[Figure record extracts]
※ ※ ※

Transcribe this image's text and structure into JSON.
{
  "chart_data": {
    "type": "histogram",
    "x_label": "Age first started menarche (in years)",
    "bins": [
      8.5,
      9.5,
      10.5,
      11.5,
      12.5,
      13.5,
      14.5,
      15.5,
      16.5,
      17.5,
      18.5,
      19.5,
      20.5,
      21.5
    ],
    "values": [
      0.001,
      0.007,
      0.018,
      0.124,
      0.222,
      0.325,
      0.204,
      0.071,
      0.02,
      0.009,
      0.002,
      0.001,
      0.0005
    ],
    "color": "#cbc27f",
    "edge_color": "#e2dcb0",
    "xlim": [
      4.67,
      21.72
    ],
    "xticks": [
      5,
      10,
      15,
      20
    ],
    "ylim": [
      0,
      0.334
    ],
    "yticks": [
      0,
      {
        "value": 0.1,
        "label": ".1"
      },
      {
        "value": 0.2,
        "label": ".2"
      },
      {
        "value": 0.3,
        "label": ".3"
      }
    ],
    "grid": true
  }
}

※ ※ ※

**What to work on**. Faithfully copy every entry, leaving nothing out.

**Final answer**.
Transcribe this image's text and structure into JSON.
{
  "chart_data": {
    "type": "histogram",
    "x_label": "Age first started menarche (in years)",
    "bins": [
      8.5,
      9.5,
      10.5,
      11.5,
      12.5,
      13.5,
      14.5,
      15.5,
      16.5,
      17.5,
      18.5,
      19.5,
      20.5,
      21.5
    ],
    "values": [
      0.001,
      0.007,
      0.018,
      0.124,
      0.222,
      0.325,
      0.204,
      0.071,
      0.02,
      0.009,
      0.002,
      0.001,
      0.0005
    ],
    "color": "#cbc27f",
    "edge_color": "#e2dcb0",
    "xlim": [
      4.67,
      21.72
    ],
    "xticks": [
      5,
      10,
      15,
      20
    ],
    "ylim": [
      0,
      0.334
    ],
    "yticks": [
      0,
      {
        "value": 0.1,
        "label": ".1"
      },
      {
        "value": 0.2,
        "label": ".2"
      },
      {
        "value": 0.3,
        "label": ".3"
      }
    ],
    "grid": true
  }
}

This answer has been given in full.